[Records from a dataset]
■ ■ ■ ■ ■

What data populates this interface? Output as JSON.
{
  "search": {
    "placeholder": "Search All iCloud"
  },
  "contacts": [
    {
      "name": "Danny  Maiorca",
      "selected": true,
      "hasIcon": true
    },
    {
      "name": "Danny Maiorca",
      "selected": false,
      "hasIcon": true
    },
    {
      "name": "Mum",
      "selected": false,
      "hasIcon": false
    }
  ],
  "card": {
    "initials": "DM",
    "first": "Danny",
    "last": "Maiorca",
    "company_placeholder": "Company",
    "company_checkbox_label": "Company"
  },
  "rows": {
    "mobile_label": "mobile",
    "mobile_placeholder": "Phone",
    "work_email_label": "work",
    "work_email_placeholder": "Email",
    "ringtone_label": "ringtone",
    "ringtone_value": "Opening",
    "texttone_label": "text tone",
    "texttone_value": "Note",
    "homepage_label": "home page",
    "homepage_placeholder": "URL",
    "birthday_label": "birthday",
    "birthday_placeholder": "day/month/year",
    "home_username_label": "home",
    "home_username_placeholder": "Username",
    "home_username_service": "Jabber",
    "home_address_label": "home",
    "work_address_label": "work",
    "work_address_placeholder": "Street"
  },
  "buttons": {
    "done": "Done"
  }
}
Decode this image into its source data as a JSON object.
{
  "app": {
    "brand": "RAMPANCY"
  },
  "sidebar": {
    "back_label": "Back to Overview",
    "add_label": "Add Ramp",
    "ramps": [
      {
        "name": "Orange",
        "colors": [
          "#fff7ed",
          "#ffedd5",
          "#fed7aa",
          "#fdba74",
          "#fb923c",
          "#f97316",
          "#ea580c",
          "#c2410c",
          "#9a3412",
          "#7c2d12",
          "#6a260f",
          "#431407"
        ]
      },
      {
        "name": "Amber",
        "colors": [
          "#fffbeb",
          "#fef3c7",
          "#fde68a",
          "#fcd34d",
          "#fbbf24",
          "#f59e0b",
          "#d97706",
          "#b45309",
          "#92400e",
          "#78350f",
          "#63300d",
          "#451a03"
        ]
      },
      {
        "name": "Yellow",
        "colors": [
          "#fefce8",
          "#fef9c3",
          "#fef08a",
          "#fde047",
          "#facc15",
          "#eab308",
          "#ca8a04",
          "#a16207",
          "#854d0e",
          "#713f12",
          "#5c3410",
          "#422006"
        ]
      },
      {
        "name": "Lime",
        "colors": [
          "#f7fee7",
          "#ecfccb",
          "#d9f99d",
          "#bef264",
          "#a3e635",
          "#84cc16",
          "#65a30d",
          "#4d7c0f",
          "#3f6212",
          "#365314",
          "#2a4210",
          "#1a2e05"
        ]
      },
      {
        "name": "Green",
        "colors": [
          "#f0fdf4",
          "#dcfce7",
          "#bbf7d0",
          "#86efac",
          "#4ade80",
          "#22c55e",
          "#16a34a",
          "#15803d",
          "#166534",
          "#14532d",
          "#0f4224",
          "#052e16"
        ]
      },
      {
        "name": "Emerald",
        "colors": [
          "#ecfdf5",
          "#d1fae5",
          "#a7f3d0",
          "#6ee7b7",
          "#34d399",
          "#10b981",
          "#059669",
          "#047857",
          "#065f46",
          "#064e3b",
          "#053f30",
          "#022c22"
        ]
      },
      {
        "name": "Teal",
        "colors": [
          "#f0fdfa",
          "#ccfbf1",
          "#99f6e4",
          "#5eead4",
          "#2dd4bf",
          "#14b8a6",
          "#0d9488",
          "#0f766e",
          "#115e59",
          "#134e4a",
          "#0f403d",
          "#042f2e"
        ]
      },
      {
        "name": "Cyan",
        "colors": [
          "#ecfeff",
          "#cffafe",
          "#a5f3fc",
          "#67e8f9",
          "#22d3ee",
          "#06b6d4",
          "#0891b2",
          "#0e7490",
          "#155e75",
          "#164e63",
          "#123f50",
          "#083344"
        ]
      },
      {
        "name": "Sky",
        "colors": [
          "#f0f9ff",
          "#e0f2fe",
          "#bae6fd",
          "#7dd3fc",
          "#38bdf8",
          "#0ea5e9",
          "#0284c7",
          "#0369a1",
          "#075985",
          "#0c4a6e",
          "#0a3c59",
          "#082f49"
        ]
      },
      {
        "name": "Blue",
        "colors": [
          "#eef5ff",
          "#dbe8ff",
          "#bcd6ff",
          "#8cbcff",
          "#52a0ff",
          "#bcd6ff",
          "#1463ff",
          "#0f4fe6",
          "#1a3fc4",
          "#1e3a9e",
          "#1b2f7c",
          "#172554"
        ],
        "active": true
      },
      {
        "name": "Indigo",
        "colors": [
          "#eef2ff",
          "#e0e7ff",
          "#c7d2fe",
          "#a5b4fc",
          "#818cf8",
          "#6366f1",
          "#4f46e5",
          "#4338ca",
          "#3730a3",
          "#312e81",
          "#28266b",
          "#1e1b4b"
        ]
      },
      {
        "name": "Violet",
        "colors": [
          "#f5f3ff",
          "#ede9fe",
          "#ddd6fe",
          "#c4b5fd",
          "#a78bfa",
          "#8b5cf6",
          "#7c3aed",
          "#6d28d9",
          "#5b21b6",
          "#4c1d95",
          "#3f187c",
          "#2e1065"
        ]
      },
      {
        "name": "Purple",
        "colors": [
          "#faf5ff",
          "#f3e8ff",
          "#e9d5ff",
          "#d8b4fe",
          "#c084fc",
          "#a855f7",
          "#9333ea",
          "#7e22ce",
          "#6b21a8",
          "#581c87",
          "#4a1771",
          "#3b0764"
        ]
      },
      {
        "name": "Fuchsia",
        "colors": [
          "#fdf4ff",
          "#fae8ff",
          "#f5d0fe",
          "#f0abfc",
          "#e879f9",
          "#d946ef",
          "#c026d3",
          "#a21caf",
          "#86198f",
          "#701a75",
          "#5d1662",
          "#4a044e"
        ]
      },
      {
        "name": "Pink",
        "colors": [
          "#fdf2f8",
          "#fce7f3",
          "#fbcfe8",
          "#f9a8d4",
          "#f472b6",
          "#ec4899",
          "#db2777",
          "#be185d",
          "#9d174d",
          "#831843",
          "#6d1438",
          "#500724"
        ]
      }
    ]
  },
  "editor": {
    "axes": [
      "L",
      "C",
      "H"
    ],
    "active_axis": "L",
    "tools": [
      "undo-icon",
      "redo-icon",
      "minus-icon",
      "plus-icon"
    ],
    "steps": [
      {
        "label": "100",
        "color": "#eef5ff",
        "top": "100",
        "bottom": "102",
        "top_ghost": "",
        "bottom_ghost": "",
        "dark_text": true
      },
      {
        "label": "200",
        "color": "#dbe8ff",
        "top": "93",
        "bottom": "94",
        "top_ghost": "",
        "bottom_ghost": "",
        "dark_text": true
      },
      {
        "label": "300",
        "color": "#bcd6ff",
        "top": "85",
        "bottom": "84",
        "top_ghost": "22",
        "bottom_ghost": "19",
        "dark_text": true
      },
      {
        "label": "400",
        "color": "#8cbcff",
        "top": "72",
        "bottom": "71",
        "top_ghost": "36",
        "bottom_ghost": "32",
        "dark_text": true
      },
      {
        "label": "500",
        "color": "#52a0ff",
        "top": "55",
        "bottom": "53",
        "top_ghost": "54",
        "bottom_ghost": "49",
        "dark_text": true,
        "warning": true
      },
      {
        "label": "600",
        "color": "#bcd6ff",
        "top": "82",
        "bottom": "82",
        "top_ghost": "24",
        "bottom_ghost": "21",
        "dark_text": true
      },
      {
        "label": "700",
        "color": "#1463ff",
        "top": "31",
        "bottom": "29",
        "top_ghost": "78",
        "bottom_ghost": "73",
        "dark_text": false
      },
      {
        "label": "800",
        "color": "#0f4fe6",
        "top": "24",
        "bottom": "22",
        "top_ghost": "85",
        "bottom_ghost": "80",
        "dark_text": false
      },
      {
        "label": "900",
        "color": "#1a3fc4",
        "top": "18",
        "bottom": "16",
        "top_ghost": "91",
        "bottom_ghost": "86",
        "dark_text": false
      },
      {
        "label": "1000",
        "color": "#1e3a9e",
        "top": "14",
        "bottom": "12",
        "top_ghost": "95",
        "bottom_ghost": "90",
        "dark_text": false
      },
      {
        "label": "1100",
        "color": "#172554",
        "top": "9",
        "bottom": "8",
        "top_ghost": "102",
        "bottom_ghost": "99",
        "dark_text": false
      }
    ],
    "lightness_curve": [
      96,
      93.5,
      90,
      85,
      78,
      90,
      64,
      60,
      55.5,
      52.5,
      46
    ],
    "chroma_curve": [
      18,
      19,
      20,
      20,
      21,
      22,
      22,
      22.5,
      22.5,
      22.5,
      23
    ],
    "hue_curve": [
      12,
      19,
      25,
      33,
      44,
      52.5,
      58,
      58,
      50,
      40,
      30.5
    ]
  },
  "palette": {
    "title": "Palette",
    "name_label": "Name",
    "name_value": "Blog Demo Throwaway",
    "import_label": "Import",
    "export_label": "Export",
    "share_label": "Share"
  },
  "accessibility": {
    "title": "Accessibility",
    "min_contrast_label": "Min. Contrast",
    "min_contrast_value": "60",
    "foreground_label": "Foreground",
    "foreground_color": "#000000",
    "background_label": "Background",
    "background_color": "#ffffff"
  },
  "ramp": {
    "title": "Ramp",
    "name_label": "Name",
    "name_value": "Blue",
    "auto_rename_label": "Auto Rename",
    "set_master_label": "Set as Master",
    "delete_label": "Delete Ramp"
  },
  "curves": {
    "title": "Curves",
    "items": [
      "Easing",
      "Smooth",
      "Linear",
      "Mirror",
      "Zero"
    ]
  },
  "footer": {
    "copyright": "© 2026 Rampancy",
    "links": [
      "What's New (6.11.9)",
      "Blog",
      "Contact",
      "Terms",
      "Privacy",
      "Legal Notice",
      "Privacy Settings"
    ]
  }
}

■ ■ ■ ■ ■

STATED GOAL
Keep only the lines that hold the string "JSON", and copy them out.

EXERCISE OUTPUT
What data populates this interface? Output as JSON.
Decode this image into its source data as a JSON object.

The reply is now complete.